= Textauszug =

Die Arbeit ist interessant, was damit begründet werden kann, dass ich bis jetzt noch nicht besonders viel mit finanziell sexuell ausgebeuteten Kindern zu tun hatte. Trotzdem ist es nicht direkt das, was ich mir vorgestellt habe. Mein Wunsch war es nicht unbedingt den Englischlehrer und Fußballkumpel für Kinder und Jugendliche zu mimen. Highlights sind dann immer die Momente, in denen wir den normalen Tagesablauf unterbrechen um etwas mehr oder weniger außergewöhnliches zu machen. Das letzte mal war es eine Razzia. Wir haben alles aus dem Haus geholt, alle Zimmer und das gesamte Gelände nach Drogen durchsucht. Natürlich ist das ein ziemlich starker Eingriff in die Privatsphäre der Kinder aber andererseits ist es so, dass keiner der Bewohener besonders viele persönliche Besitztümer hat. Nötig wurde das Ganze weil der Drogenskonsum in der letzten Zeit extrem angestiegen ist. Wirklich gefunden haben wir trotzdem nichts... was auch irgendwie verständlich ist. Wenn man an jeder Ecke Kokain angeboten bekommt, braucht man sich keinen Vorrat anlegen.
Morgen ist mein erster Tag im Ambulatorio. Das ist im Grunde das gleiche, mit dem Unterschied, dass die Kinder nicht dort wohnen sondern nur der Tag über da sind. Das Viertel in dem dieses Ambulatorio untergebracht ist, ist in Bogotá und ganz Kolumbien für Prostitution (auch von Kindern) bekannt und soll nach Aussagen einiger Kolumbianer ziemlich gefährlich sein... das ist mein Wohnviertel aber angeblich auch.
Ein Problem bei der Arbeit hier ist, dass man als junger Mann nicht besonders ernst genommen wird. Viele der Freiwilligen kommen direkt nach der Schule hierher und haben wirklich keinerlei Erfahrungen. Wenn man so etwas noch nie gemacht hat, ist es interessant ein bisschen zu unterrichten oder an irgendwelchen Teambuilding Geschichten erstmal teilzunehmen. Ich empfand die Arbeit bis jetzt eher als Unterforderung.  Ein weiteres Problem ist ganz klar mein Spanisch... immer noch sehr lückenhaft und nur gelegentlich ausreichend um klare Anweisungen zu geben. Meine Hoffnung ist es, spätestens sobald mein Spanisch ausreichend ist den Aufgabenbereich (zumindest teilweise) zu wechseln. Aufgrund der Tatsache, dass die Fundación so groß ist male ich mir gute Chancen aus.
Ansonsten geht es mir ziemlich gut hier in Kolumbien. Von Montag bis Donnerstag habe ich in den letzten Wochen ziemlich wenig unternommen. Das lag eindeutig daran, dass ich morgens zwei Stunden im Bus gesessen habe um zur Arbeit zu kommen und Abends nochmal zwei Stunden um endlich was zu essen. Bei acht Stunden Arbeit bleibt da nicht viel vom Tag. Das wird sich aber zum Glück ab Montag ändern. Die Wochenenden sind gefüllt von viel Schlaf, dem autodidaktischen Studium kommerzieller sexueller Ausbeutung (und deren Folgen für Betroffene) und den Dingen, die junge Menschen sonst so machen - und dabei unterscheidet sich Kolumbien wenig von Deutschland.

= Arbeitsauftrag =
Beantworte anhand des Textauszugs:
(a) Was wurde bei der Razzia im Haus gefunden?
(b) Wofür ist das Viertel bekannt, in dem das Ambulatorio liegt?
(c) Wie lange dauerte die morgendliche Busfahrt zur Arbeit?
Die Datensätze stehen in keinem Zusammenhang mit dem Textauszug.

= Bereitgestellte Daten =
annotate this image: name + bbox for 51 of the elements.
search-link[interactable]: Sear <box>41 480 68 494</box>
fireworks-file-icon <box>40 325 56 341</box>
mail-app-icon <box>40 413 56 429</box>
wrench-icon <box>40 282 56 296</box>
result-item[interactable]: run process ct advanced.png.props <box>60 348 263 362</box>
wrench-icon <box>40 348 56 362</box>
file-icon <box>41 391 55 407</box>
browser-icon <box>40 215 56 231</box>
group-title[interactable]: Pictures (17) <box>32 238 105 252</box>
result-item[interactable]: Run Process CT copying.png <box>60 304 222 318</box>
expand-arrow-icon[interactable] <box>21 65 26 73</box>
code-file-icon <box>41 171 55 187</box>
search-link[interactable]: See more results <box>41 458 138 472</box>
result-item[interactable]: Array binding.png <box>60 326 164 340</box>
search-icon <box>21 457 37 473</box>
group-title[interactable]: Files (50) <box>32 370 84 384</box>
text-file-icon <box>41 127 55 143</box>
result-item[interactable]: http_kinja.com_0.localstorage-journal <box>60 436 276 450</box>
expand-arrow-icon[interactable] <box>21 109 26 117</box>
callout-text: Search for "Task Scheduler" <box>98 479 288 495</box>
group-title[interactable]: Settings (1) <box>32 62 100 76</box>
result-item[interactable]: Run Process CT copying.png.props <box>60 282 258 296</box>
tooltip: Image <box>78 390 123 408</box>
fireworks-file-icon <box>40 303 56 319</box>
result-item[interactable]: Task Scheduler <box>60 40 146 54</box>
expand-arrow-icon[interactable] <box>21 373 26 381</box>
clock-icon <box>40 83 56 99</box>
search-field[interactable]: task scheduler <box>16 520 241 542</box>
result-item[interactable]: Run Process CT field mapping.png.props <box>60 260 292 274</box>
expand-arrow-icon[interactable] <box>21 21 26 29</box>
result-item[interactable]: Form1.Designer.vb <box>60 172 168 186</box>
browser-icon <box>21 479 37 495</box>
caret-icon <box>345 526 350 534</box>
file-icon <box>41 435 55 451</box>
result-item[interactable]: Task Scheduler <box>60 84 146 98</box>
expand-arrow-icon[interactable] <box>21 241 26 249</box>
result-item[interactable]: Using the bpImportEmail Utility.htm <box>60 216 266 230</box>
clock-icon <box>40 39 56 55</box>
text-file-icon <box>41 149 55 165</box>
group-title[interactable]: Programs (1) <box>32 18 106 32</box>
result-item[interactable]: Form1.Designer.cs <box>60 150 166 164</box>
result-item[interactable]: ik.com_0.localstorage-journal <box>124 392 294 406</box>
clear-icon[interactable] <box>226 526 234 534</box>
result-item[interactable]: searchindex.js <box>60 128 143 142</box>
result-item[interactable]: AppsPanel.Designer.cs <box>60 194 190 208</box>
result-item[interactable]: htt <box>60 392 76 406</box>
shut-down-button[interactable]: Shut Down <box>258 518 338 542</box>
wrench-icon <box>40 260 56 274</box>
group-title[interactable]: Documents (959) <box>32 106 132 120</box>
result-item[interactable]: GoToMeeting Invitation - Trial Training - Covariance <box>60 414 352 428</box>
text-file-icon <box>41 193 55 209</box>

= Lösung =
(a) Nichts.
(b) Für Prostitution, auch von Kindern.
(c) Zwei Stunden.